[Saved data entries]
-.-.-
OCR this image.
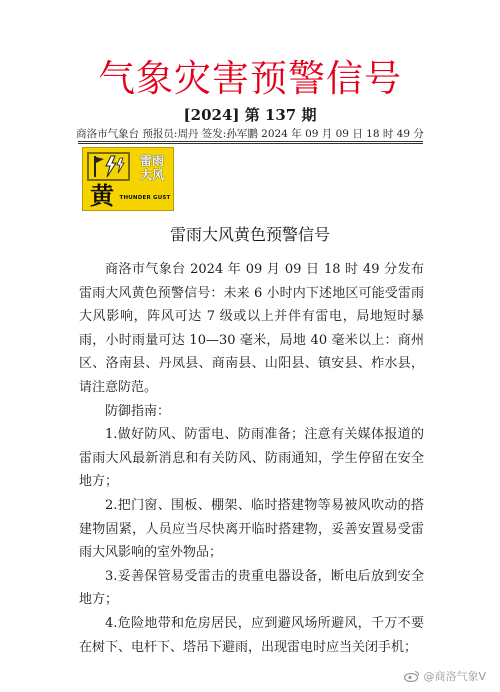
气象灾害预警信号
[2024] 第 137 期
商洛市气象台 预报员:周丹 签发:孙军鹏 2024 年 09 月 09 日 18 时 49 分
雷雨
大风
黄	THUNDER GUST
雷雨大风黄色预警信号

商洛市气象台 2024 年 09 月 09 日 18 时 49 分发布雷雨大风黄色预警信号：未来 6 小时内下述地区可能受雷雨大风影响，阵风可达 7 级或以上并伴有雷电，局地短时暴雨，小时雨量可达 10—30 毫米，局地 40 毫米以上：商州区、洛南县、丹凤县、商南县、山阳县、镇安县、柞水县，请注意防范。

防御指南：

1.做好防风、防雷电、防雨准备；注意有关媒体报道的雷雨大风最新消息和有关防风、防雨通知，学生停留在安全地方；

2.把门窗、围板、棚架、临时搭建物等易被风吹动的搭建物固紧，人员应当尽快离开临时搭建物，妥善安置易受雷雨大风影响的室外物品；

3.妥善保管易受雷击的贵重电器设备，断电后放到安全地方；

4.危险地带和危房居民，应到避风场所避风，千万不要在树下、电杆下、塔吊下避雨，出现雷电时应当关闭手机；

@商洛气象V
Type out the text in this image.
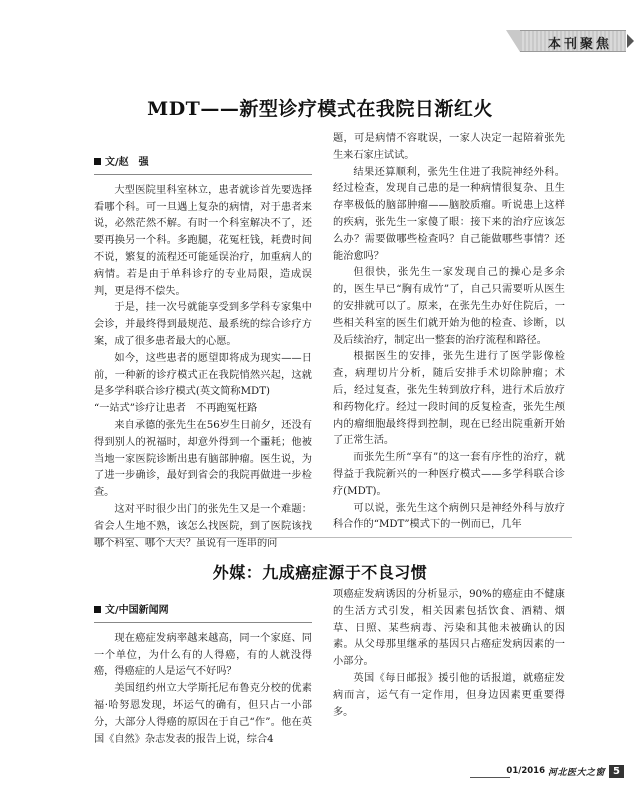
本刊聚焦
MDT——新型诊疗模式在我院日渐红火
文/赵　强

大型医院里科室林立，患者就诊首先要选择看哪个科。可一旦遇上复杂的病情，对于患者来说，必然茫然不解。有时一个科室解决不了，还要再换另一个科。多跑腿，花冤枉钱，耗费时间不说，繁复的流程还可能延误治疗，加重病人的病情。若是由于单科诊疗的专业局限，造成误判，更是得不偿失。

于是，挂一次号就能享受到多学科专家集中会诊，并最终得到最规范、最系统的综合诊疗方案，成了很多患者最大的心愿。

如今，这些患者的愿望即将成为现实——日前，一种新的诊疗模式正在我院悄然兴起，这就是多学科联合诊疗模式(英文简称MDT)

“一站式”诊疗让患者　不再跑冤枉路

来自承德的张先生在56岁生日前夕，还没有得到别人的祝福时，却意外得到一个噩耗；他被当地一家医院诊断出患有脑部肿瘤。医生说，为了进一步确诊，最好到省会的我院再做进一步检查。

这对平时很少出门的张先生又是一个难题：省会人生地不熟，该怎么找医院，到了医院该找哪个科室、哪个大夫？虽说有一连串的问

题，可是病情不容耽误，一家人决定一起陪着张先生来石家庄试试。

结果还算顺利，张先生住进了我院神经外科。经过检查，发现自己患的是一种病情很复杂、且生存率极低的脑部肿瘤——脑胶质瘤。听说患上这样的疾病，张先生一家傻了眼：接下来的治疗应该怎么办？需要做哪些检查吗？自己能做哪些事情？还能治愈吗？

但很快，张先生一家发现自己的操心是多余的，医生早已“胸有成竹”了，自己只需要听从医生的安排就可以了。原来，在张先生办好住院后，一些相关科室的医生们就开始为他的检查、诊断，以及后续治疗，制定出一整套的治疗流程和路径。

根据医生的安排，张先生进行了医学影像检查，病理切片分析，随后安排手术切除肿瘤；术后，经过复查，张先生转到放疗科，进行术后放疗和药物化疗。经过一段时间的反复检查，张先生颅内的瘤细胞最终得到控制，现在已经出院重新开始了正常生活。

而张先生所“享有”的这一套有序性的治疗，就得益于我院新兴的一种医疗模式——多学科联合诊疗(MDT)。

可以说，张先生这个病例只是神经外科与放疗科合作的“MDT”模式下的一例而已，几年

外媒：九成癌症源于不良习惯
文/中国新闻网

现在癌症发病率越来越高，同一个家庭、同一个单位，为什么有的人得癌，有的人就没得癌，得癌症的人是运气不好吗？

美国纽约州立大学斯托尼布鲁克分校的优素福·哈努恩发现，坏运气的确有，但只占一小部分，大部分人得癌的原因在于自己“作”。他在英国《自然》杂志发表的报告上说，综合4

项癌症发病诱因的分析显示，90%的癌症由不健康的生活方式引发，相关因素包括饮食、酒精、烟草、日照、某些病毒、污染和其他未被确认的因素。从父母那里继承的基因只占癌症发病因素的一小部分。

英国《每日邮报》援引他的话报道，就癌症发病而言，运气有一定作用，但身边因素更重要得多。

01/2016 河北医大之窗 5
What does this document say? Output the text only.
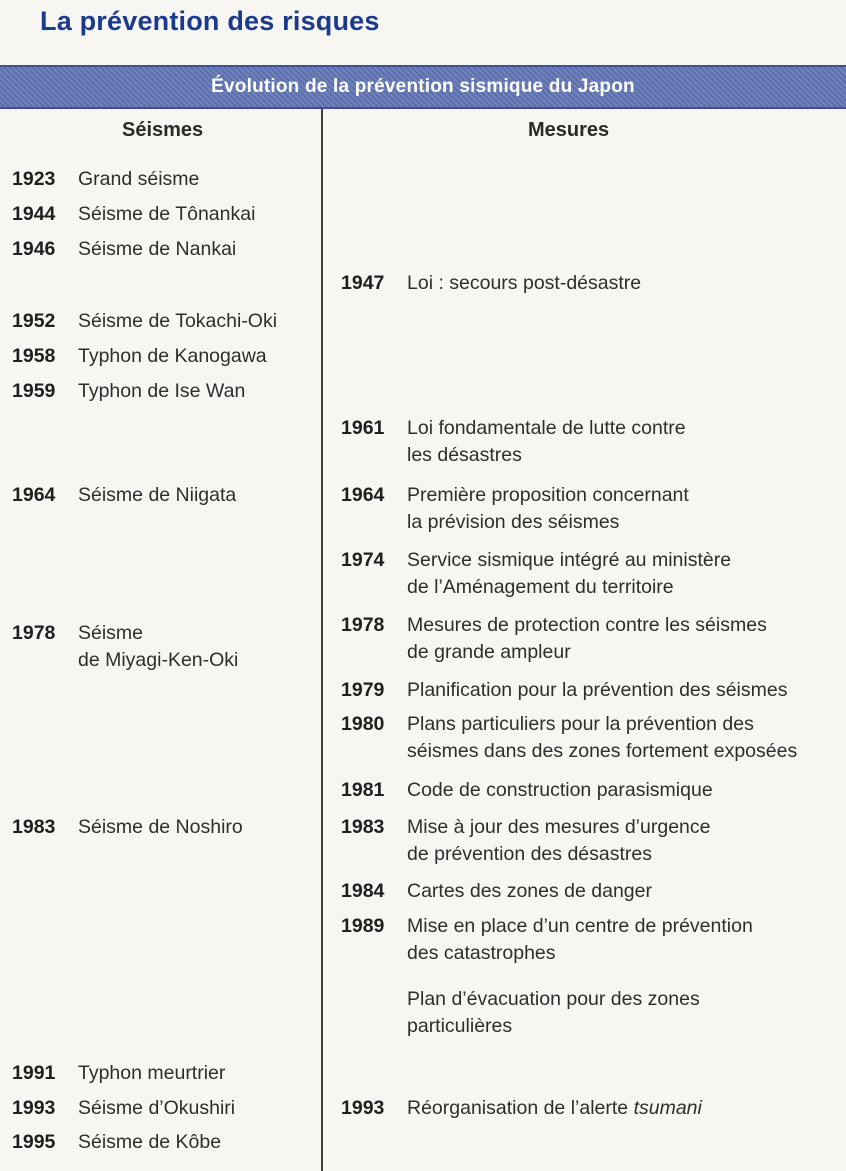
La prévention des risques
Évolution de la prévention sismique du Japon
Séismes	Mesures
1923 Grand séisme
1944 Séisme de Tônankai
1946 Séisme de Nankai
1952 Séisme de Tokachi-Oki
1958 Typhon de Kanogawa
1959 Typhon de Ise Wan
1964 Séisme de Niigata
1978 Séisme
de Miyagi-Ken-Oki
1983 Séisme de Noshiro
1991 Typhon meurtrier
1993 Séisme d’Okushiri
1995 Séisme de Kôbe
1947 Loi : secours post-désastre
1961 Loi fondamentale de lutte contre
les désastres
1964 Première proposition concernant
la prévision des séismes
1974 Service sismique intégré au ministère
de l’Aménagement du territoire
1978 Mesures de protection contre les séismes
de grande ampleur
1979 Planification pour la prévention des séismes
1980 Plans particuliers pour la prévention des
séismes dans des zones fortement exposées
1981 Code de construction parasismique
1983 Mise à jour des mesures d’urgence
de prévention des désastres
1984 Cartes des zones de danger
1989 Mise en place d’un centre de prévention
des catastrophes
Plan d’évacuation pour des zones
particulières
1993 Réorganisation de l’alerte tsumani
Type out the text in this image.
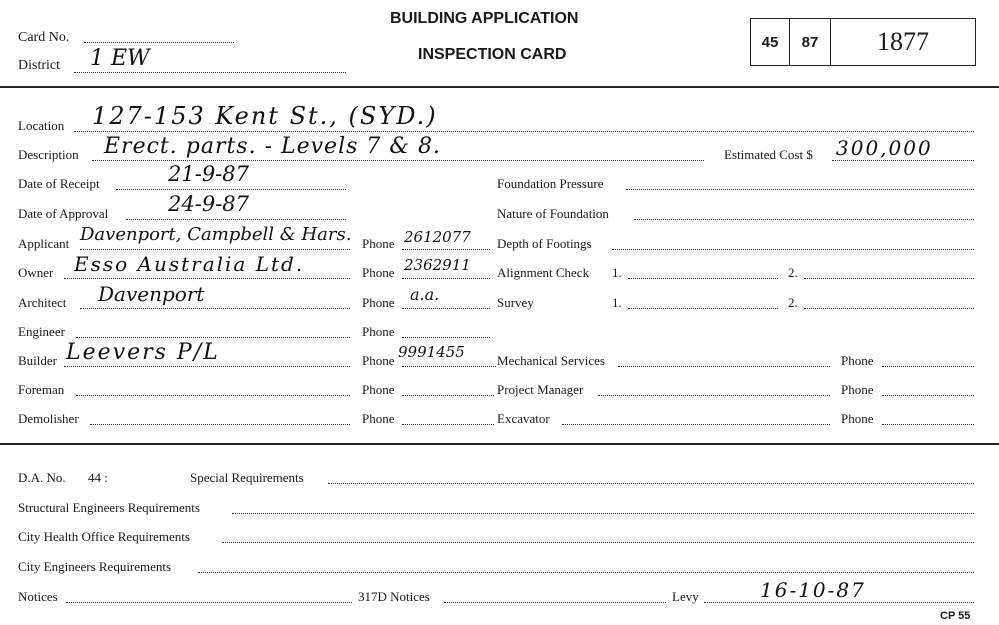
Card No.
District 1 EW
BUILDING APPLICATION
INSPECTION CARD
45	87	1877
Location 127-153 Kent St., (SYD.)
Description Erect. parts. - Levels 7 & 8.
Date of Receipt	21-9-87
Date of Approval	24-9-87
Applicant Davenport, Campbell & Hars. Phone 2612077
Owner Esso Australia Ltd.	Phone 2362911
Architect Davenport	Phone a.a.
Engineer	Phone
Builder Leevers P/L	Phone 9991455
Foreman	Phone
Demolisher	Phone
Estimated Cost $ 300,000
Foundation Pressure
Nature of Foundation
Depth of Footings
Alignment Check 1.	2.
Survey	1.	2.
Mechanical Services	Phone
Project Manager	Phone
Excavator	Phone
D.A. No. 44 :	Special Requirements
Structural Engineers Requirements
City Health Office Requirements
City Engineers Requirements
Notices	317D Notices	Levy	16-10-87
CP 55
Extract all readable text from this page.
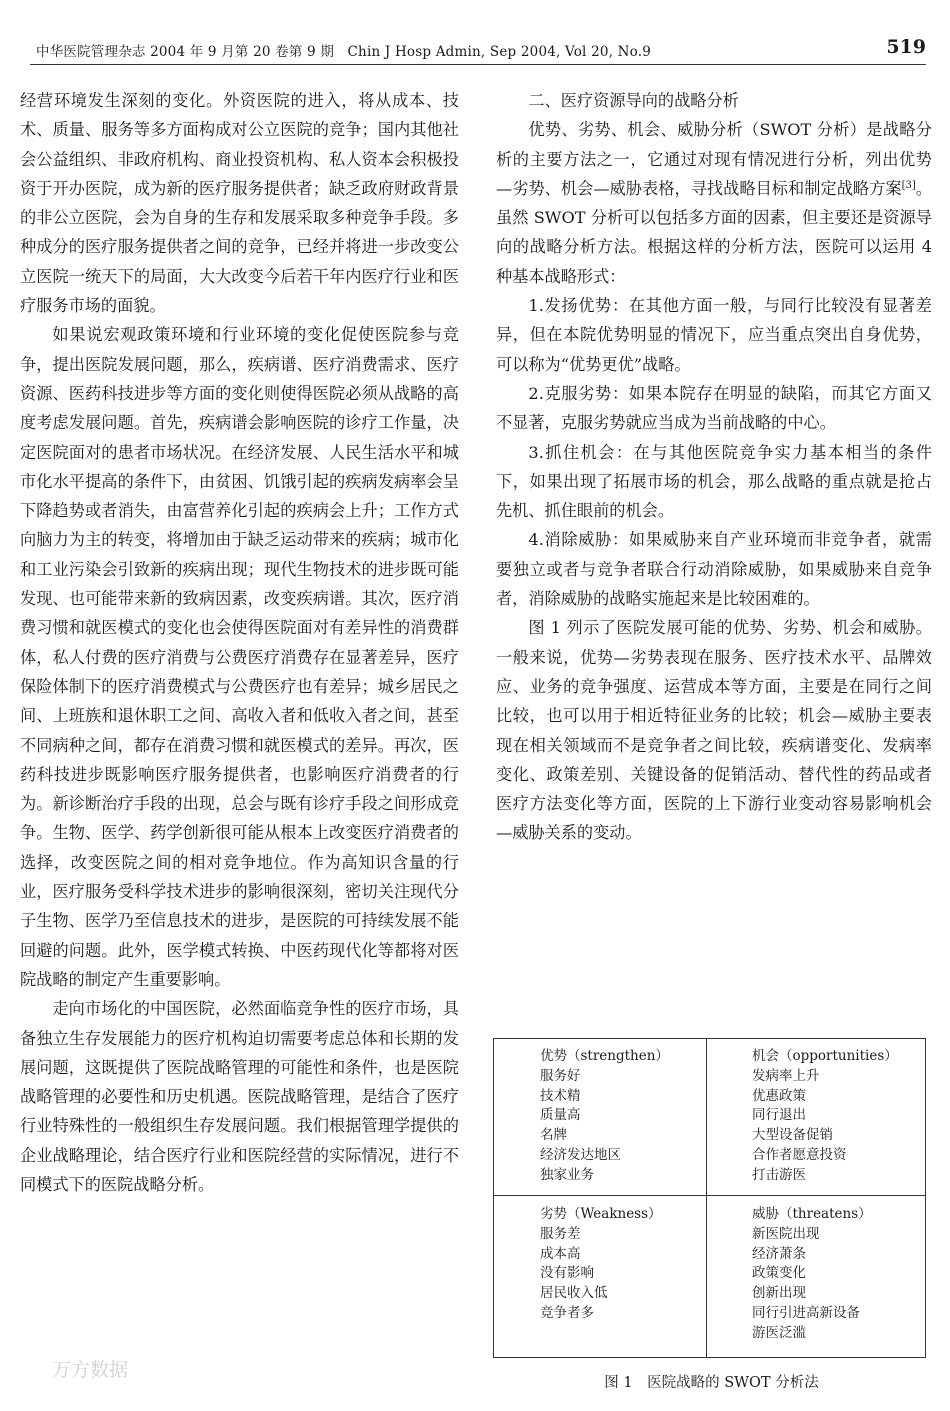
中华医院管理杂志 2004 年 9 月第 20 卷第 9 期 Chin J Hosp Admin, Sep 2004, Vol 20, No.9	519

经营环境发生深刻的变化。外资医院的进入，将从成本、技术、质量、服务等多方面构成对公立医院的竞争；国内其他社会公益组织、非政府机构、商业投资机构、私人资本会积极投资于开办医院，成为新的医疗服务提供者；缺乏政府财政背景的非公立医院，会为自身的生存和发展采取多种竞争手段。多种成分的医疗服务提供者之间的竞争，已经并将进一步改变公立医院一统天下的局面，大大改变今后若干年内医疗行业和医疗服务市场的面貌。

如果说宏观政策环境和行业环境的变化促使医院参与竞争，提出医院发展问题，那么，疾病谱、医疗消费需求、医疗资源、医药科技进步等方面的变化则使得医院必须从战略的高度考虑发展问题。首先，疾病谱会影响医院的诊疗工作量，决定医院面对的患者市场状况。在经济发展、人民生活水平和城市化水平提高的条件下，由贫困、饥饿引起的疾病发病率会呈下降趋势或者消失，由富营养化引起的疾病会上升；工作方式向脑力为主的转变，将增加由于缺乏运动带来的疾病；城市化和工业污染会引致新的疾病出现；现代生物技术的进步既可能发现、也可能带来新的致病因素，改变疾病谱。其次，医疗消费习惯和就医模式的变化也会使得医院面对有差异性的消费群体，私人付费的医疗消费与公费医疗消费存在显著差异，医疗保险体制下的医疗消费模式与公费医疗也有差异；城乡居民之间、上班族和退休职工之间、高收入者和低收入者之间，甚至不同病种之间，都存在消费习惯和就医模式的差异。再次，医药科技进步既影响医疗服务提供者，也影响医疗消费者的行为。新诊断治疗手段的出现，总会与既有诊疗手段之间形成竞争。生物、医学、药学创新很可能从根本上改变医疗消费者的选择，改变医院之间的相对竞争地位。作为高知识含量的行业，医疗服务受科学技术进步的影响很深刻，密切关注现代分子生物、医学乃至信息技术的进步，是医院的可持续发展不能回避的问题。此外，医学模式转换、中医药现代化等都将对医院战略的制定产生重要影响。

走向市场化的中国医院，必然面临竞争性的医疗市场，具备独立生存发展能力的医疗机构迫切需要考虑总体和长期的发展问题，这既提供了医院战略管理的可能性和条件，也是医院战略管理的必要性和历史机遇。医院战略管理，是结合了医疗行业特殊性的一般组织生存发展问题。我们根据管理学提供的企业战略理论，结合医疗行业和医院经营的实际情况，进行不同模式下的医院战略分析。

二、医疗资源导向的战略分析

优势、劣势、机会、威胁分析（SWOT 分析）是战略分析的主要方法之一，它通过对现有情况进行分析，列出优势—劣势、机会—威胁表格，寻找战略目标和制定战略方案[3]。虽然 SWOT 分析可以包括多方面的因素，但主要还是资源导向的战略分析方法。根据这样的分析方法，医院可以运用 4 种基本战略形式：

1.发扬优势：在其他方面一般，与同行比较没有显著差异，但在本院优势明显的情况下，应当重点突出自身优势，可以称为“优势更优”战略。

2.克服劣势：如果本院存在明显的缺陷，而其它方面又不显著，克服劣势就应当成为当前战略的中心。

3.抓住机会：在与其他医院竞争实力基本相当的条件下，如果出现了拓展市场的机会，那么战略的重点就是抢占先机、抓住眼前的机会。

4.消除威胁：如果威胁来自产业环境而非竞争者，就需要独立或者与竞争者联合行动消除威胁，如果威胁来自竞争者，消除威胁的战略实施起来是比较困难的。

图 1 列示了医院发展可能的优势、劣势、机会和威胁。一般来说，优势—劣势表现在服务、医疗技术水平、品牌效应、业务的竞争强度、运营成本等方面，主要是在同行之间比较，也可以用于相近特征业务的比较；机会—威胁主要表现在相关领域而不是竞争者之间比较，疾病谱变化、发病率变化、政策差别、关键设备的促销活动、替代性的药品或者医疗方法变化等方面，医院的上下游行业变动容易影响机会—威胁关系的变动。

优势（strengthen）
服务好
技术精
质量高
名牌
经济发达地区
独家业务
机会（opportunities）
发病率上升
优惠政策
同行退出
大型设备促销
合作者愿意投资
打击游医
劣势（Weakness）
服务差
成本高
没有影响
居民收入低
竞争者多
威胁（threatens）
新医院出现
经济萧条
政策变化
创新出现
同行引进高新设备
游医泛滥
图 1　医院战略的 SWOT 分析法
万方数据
-.-.-
— Problem statement —
Please write out the material from the line containing "Extract all readable text from this page." to its final line, both inclusive, exactly as it appears; pictures are not part of the copy.

— Response —
Extract all readable text from this page.
中华医院管理杂志 2004 年 9 月第 20 卷第 9 期 Chin J Hosp Admin, Sep 2004, Vol 20, No.9	519

经营环境发生深刻的变化。外资医院的进入，将从成本、技术、质量、服务等多方面构成对公立医院的竞争；国内其他社会公益组织、非政府机构、商业投资机构、私人资本会积极投资于开办医院，成为新的医疗服务提供者；缺乏政府财政背景的非公立医院，会为自身的生存和发展采取多种竞争手段。多种成分的医疗服务提供者之间的竞争，已经并将进一步改变公立医院一统天下的局面，大大改变今后若干年内医疗行业和医疗服务市场的面貌。

如果说宏观政策环境和行业环境的变化促使医院参与竞争，提出医院发展问题，那么，疾病谱、医疗消费需求、医疗资源、医药科技进步等方面的变化则使得医院必须从战略的高度考虑发展问题。首先，疾病谱会影响医院的诊疗工作量，决定医院面对的患者市场状况。在经济发展、人民生活水平和城市化水平提高的条件下，由贫困、饥饿引起的疾病发病率会呈下降趋势或者消失，由富营养化引起的疾病会上升；工作方式向脑力为主的转变，将增加由于缺乏运动带来的疾病；城市化和工业污染会引致新的疾病出现；现代生物技术的进步既可能发现、也可能带来新的致病因素，改变疾病谱。其次，医疗消费习惯和就医模式的变化也会使得医院面对有差异性的消费群体，私人付费的医疗消费与公费医疗消费存在显著差异，医疗保险体制下的医疗消费模式与公费医疗也有差异；城乡居民之间、上班族和退休职工之间、高收入者和低收入者之间，甚至不同病种之间，都存在消费习惯和就医模式的差异。再次，医药科技进步既影响医疗服务提供者，也影响医疗消费者的行为。新诊断治疗手段的出现，总会与既有诊疗手段之间形成竞争。生物、医学、药学创新很可能从根本上改变医疗消费者的选择，改变医院之间的相对竞争地位。作为高知识含量的行业，医疗服务受科学技术进步的影响很深刻，密切关注现代分子生物、医学乃至信息技术的进步，是医院的可持续发展不能回避的问题。此外，医学模式转换、中医药现代化等都将对医院战略的制定产生重要影响。

走向市场化的中国医院，必然面临竞争性的医疗市场，具备独立生存发展能力的医疗机构迫切需要考虑总体和长期的发展问题，这既提供了医院战略管理的可能性和条件，也是医院战略管理的必要性和历史机遇。医院战略管理，是结合了医疗行业特殊性的一般组织生存发展问题。我们根据管理学提供的企业战略理论，结合医疗行业和医院经营的实际情况，进行不同模式下的医院战略分析。

二、医疗资源导向的战略分析

优势、劣势、机会、威胁分析（SWOT 分析）是战略分析的主要方法之一，它通过对现有情况进行分析，列出优势—劣势、机会—威胁表格，寻找战略目标和制定战略方案[3]。虽然 SWOT 分析可以包括多方面的因素，但主要还是资源导向的战略分析方法。根据这样的分析方法，医院可以运用 4 种基本战略形式：

1.发扬优势：在其他方面一般，与同行比较没有显著差异，但在本院优势明显的情况下，应当重点突出自身优势，可以称为“优势更优”战略。

2.克服劣势：如果本院存在明显的缺陷，而其它方面又不显著，克服劣势就应当成为当前战略的中心。

3.抓住机会：在与其他医院竞争实力基本相当的条件下，如果出现了拓展市场的机会，那么战略的重点就是抢占先机、抓住眼前的机会。

4.消除威胁：如果威胁来自产业环境而非竞争者，就需要独立或者与竞争者联合行动消除威胁，如果威胁来自竞争者，消除威胁的战略实施起来是比较困难的。

图 1 列示了医院发展可能的优势、劣势、机会和威胁。一般来说，优势—劣势表现在服务、医疗技术水平、品牌效应、业务的竞争强度、运营成本等方面，主要是在同行之间比较，也可以用于相近特征业务的比较；机会—威胁主要表现在相关领域而不是竞争者之间比较，疾病谱变化、发病率变化、政策差别、关键设备的促销活动、替代性的药品或者医疗方法变化等方面，医院的上下游行业变动容易影响机会—威胁关系的变动。

优势（strengthen）
服务好
技术精
质量高
名牌
经济发达地区
独家业务
机会（opportunities）
发病率上升
优惠政策
同行退出
大型设备促销
合作者愿意投资
打击游医
劣势（Weakness）
服务差
成本高
没有影响
居民收入低
竞争者多
威胁（threatens）
新医院出现
经济萧条
政策变化
创新出现
同行引进高新设备
游医泛滥
图 1　医院战略的 SWOT 分析法
万方数据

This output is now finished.